# WHAT THE TASK REQUIRES
Check each line of the entries below for the string "marker" and state how many lines have it, with no other text.

# RECORDS FOR THE TASK
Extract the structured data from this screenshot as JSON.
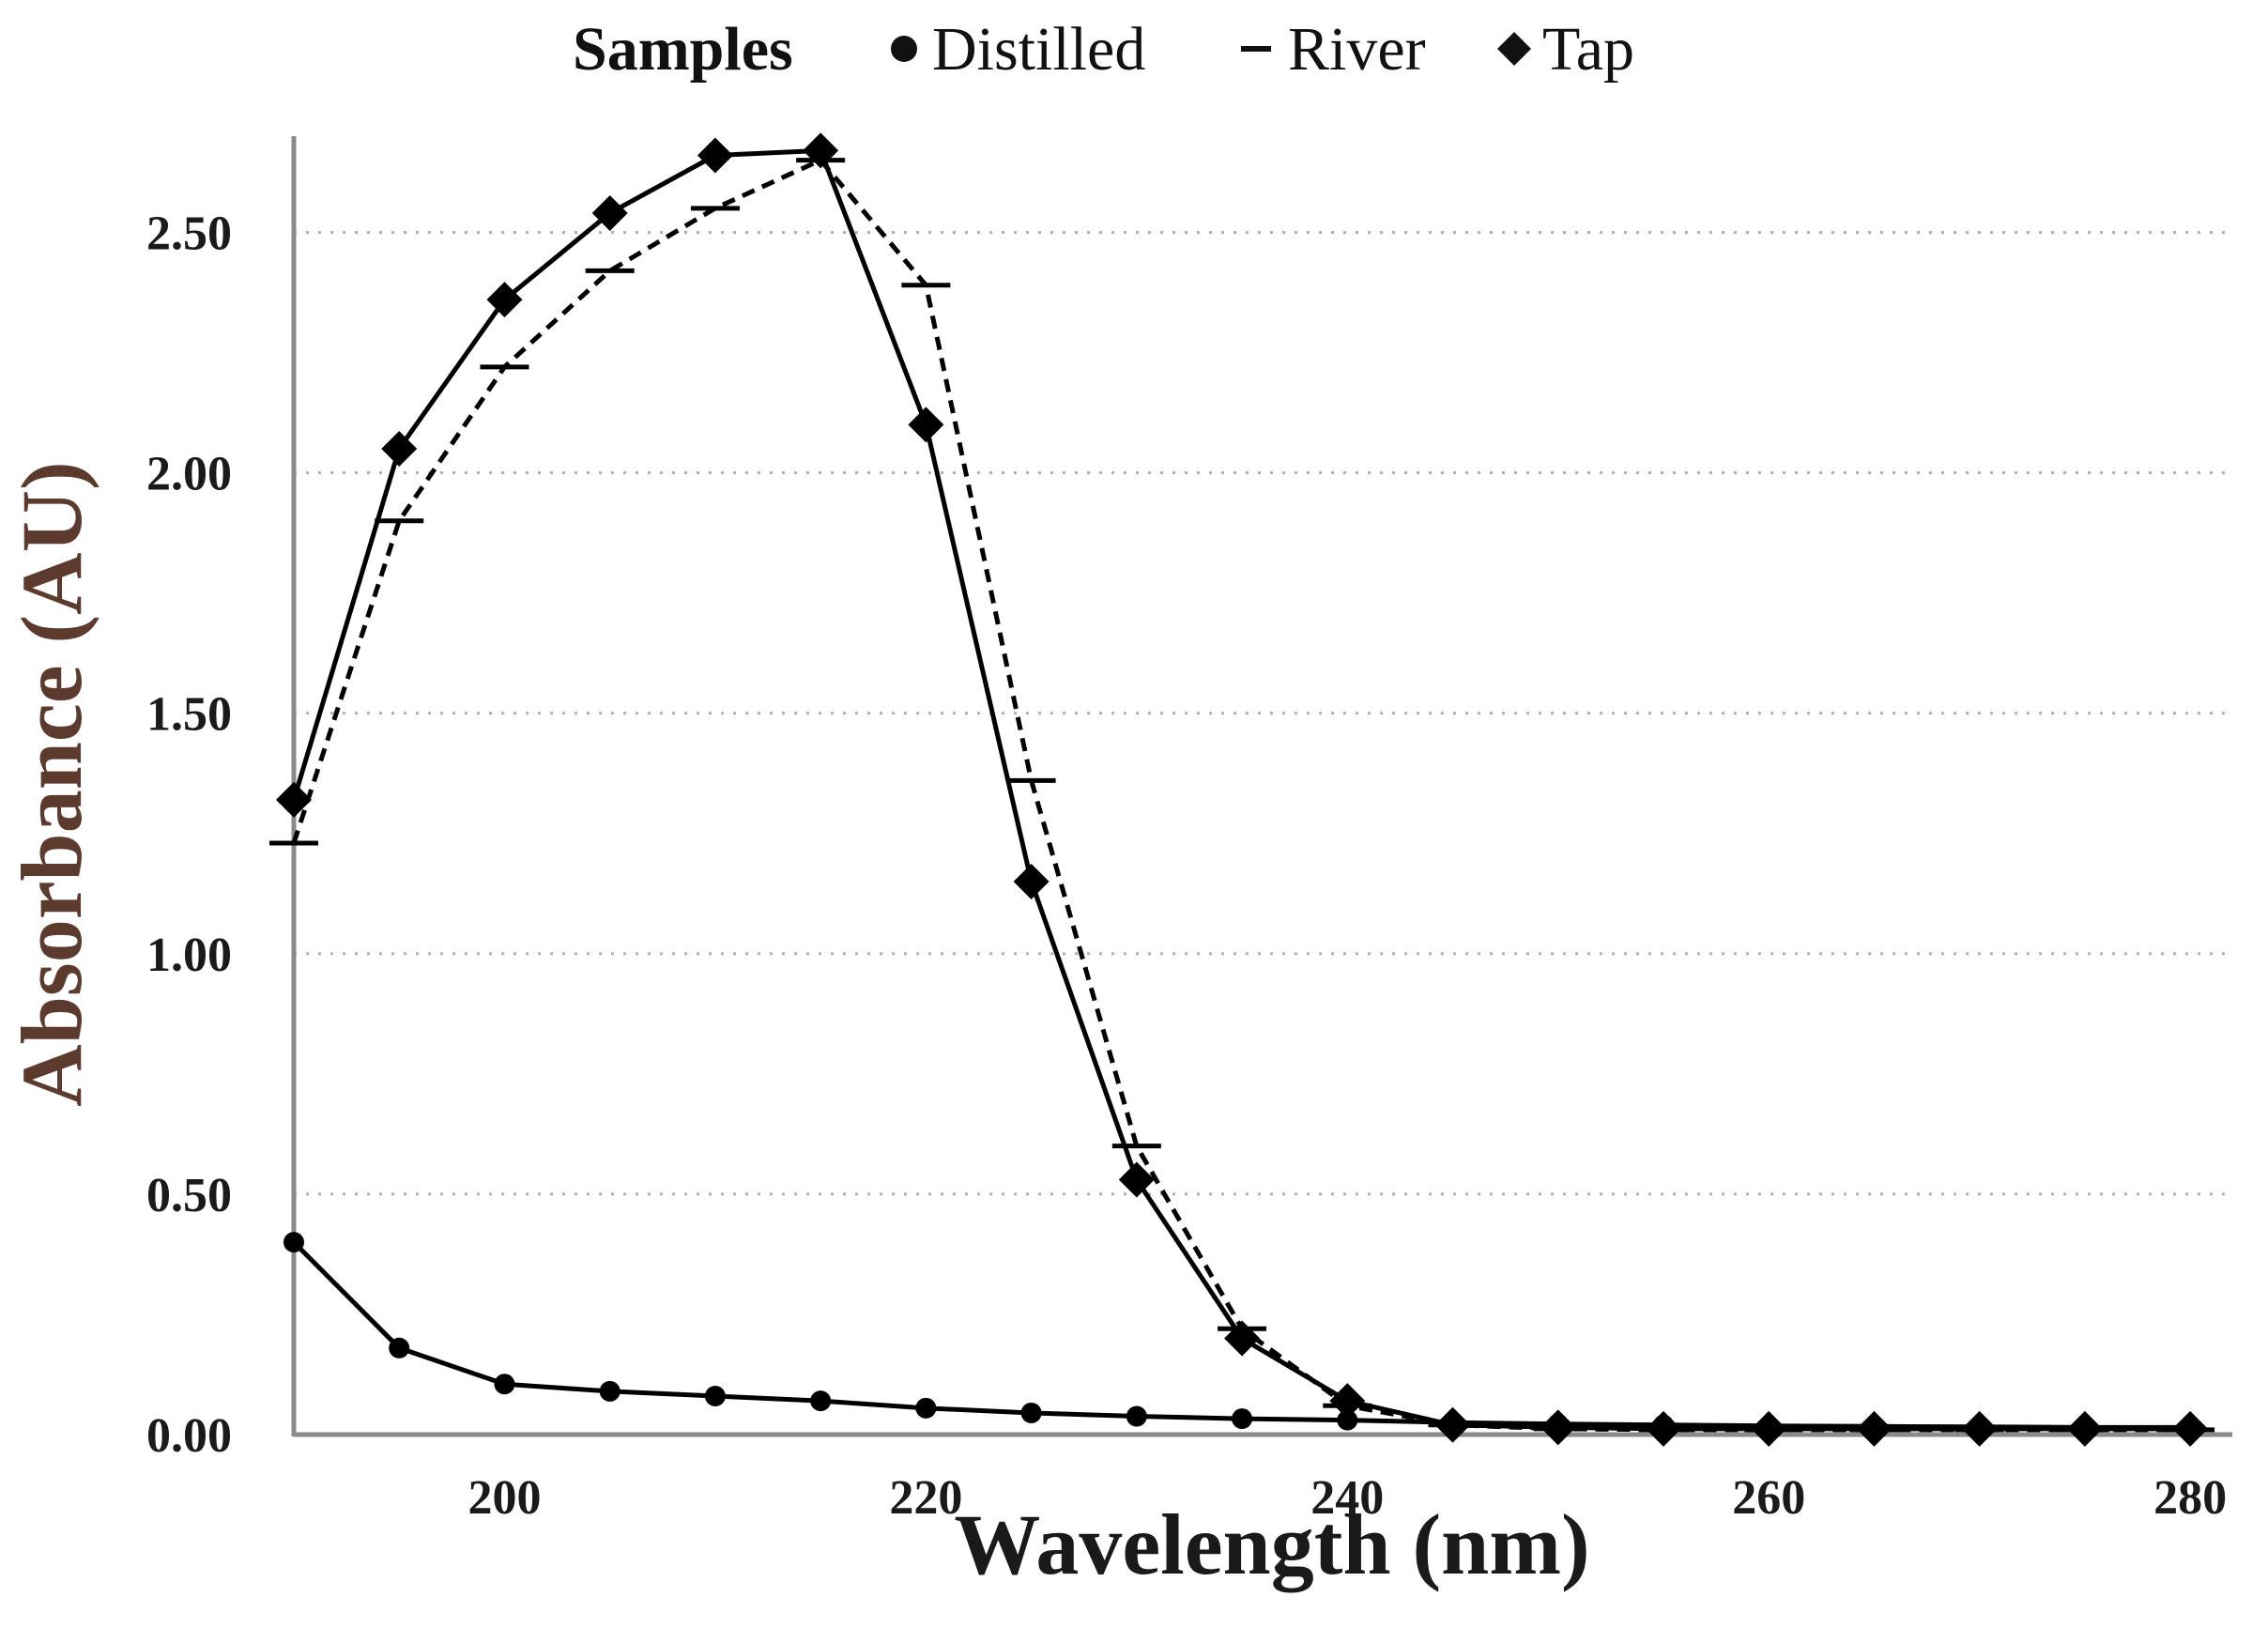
{
  "chart_data": {
    "type": "line",
    "title": "",
    "legend_title": "Samples",
    "legend_position": "top",
    "xlabel": "Wavelength (nm)",
    "ylabel": "Absorbance (AU)",
    "xlim": [
      190,
      282
    ],
    "ylim": [
      0,
      2.7
    ],
    "xticks": [
      "200",
      "220",
      "240",
      "260",
      "280"
    ],
    "xtick_values": [
      200,
      220,
      240,
      260,
      280
    ],
    "yticks": [
      "0.00",
      "0.50",
      "1.00",
      "1.50",
      "2.00",
      "2.50"
    ],
    "ytick_values": [
      0,
      0.5,
      1.0,
      1.5,
      2.0,
      2.5
    ],
    "grid": "horizontal-dotted",
    "x": [
      190,
      195,
      200,
      205,
      210,
      215,
      220,
      225,
      230,
      235,
      240,
      245,
      250,
      255,
      260,
      265,
      270,
      275,
      280
    ],
    "series": [
      {
        "name": "Distilled",
        "marker": "circle",
        "line": "solid",
        "values": [
          0.4,
          0.18,
          0.105,
          0.09,
          0.08,
          0.07,
          0.055,
          0.045,
          0.038,
          0.033,
          0.03,
          0.025,
          0.022,
          0.02,
          0.018,
          0.017,
          0.016,
          0.015,
          0.015
        ]
      },
      {
        "name": "River",
        "marker": "dash",
        "line": "dashed",
        "values": [
          1.23,
          1.9,
          2.22,
          2.42,
          2.55,
          2.65,
          2.39,
          1.36,
          0.6,
          0.22,
          0.06,
          0.02,
          0.012,
          0.01,
          0.01,
          0.01,
          0.01,
          0.01,
          0.01
        ]
      },
      {
        "name": "Tap",
        "marker": "diamond",
        "line": "solid",
        "values": [
          1.32,
          2.05,
          2.36,
          2.54,
          2.66,
          2.67,
          2.1,
          1.15,
          0.53,
          0.2,
          0.07,
          0.02,
          0.015,
          0.012,
          0.012,
          0.012,
          0.012,
          0.012,
          0.012
        ]
      }
    ]
  }
}
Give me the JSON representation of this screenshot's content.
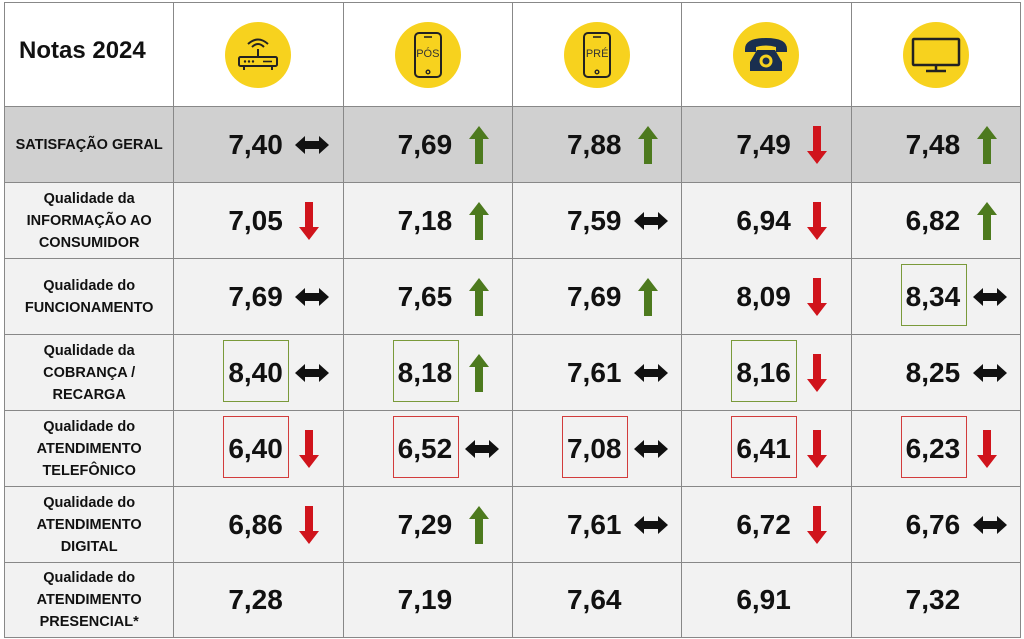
{
  "title": "Notas 2024",
  "columns": [
    {
      "icon": "router-icon",
      "label": ""
    },
    {
      "icon": "smartphone-pos-icon",
      "label": "PÓS"
    },
    {
      "icon": "smartphone-pre-icon",
      "label": "PRÉ"
    },
    {
      "icon": "telephone-icon",
      "label": ""
    },
    {
      "icon": "tv-icon",
      "label": ""
    }
  ],
  "colors": {
    "up": "#4d7a1e",
    "down": "#d0141c",
    "flat": "#111111",
    "icon_bg": "#f7d21e",
    "highlight_green": "#7a9a3a",
    "highlight_red": "#d23c3c"
  },
  "rows": [
    {
      "label": "SATISFAÇÃO GERAL",
      "cells": [
        {
          "value": "7,40",
          "trend": "flat",
          "box": ""
        },
        {
          "value": "7,69",
          "trend": "up",
          "box": ""
        },
        {
          "value": "7,88",
          "trend": "up",
          "box": ""
        },
        {
          "value": "7,49",
          "trend": "down",
          "box": ""
        },
        {
          "value": "7,48",
          "trend": "up",
          "box": ""
        }
      ]
    },
    {
      "label": "Qualidade da INFORMAÇÃO AO CONSUMIDOR",
      "cells": [
        {
          "value": "7,05",
          "trend": "down",
          "box": ""
        },
        {
          "value": "7,18",
          "trend": "up",
          "box": ""
        },
        {
          "value": "7,59",
          "trend": "flat",
          "box": ""
        },
        {
          "value": "6,94",
          "trend": "down",
          "box": ""
        },
        {
          "value": "6,82",
          "trend": "up",
          "box": ""
        }
      ]
    },
    {
      "label": "Qualidade do FUNCIONAMENTO",
      "cells": [
        {
          "value": "7,69",
          "trend": "flat",
          "box": ""
        },
        {
          "value": "7,65",
          "trend": "up",
          "box": ""
        },
        {
          "value": "7,69",
          "trend": "up",
          "box": ""
        },
        {
          "value": "8,09",
          "trend": "down",
          "box": ""
        },
        {
          "value": "8,34",
          "trend": "flat",
          "box": "green"
        }
      ]
    },
    {
      "label": "Qualidade da COBRANÇA / RECARGA",
      "cells": [
        {
          "value": "8,40",
          "trend": "flat",
          "box": "green"
        },
        {
          "value": "8,18",
          "trend": "up",
          "box": "green"
        },
        {
          "value": "7,61",
          "trend": "flat",
          "box": ""
        },
        {
          "value": "8,16",
          "trend": "down",
          "box": "green"
        },
        {
          "value": "8,25",
          "trend": "flat",
          "box": ""
        }
      ]
    },
    {
      "label": "Qualidade do ATENDIMENTO TELEFÔNICO",
      "cells": [
        {
          "value": "6,40",
          "trend": "down",
          "box": "red"
        },
        {
          "value": "6,52",
          "trend": "flat",
          "box": "red"
        },
        {
          "value": "7,08",
          "trend": "flat",
          "box": "red"
        },
        {
          "value": "6,41",
          "trend": "down",
          "box": "red"
        },
        {
          "value": "6,23",
          "trend": "down",
          "box": "red"
        }
      ]
    },
    {
      "label": "Qualidade do ATENDIMENTO DIGITAL",
      "cells": [
        {
          "value": "6,86",
          "trend": "down",
          "box": ""
        },
        {
          "value": "7,29",
          "trend": "up",
          "box": ""
        },
        {
          "value": "7,61",
          "trend": "flat",
          "box": ""
        },
        {
          "value": "6,72",
          "trend": "down",
          "box": ""
        },
        {
          "value": "6,76",
          "trend": "flat",
          "box": ""
        }
      ]
    },
    {
      "label": "Qualidade do ATENDIMENTO PRESENCIAL*",
      "cells": [
        {
          "value": "7,28",
          "trend": "",
          "box": ""
        },
        {
          "value": "7,19",
          "trend": "",
          "box": ""
        },
        {
          "value": "7,64",
          "trend": "",
          "box": ""
        },
        {
          "value": "6,91",
          "trend": "",
          "box": ""
        },
        {
          "value": "7,32",
          "trend": "",
          "box": ""
        }
      ]
    }
  ]
}
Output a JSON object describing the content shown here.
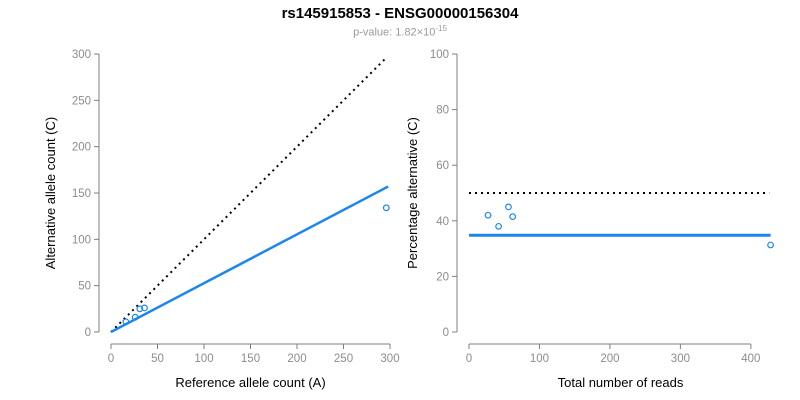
{
  "header": {
    "title": "rs145915853 - ENSG00000156304",
    "p_value_text": "p-value: 1.82×10",
    "p_value_exponent": "-15"
  },
  "colors": {
    "accent_blue": "#1C86EE",
    "axis_gray": "#7f7f7f",
    "tick_label_gray": "#8c8c8c",
    "axis_title_black": "#000000",
    "subtitle_gray": "#9a9a9a",
    "background": "#ffffff"
  },
  "chart_data": [
    {
      "type": "scatter",
      "name": "allele-counts-plot",
      "xlabel": "Reference allele count (A)",
      "ylabel": "Alternative allele count (C)",
      "xlim": [
        0,
        300
      ],
      "ylim": [
        0,
        300
      ],
      "xticks": [
        0,
        50,
        100,
        150,
        200,
        250,
        300
      ],
      "yticks": [
        0,
        50,
        100,
        150,
        200,
        250,
        300
      ],
      "grid": false,
      "legend": null,
      "points": [
        [
          16,
          11
        ],
        [
          26,
          16
        ],
        [
          31,
          25
        ],
        [
          36,
          26
        ],
        [
          296,
          134
        ]
      ],
      "lines": [
        {
          "name": "identity-line",
          "style": "dotted",
          "color": "#000000",
          "width": 2,
          "x1": 0,
          "y1": 0,
          "x2": 297,
          "y2": 297
        },
        {
          "name": "fit-line",
          "style": "solid",
          "color": "#1C86EE",
          "width": 2.5,
          "x1": 0,
          "y1": 0,
          "x2": 298,
          "y2": 157
        }
      ]
    },
    {
      "type": "scatter",
      "name": "percentage-alternative-plot",
      "xlabel": "Total number of reads",
      "ylabel": "Percentage alternative (C)",
      "xlim": [
        0,
        430
      ],
      "ylim": [
        0,
        100
      ],
      "xticks": [
        0,
        100,
        200,
        300,
        400
      ],
      "yticks": [
        0,
        20,
        40,
        60,
        80,
        100
      ],
      "grid": false,
      "legend": null,
      "points": [
        [
          27,
          42
        ],
        [
          42,
          38
        ],
        [
          56,
          45
        ],
        [
          62,
          41.5
        ],
        [
          428,
          31.3
        ]
      ],
      "lines": [
        {
          "name": "fifty-percent-line",
          "style": "dotted",
          "color": "#000000",
          "width": 2,
          "x1": 0,
          "y1": 50,
          "x2": 426,
          "y2": 50
        },
        {
          "name": "mean-percentage-line",
          "style": "solid",
          "color": "#1C86EE",
          "width": 3,
          "x1": 0,
          "y1": 34.8,
          "x2": 428,
          "y2": 34.8
        }
      ]
    }
  ]
}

# ANSWER BELOW
3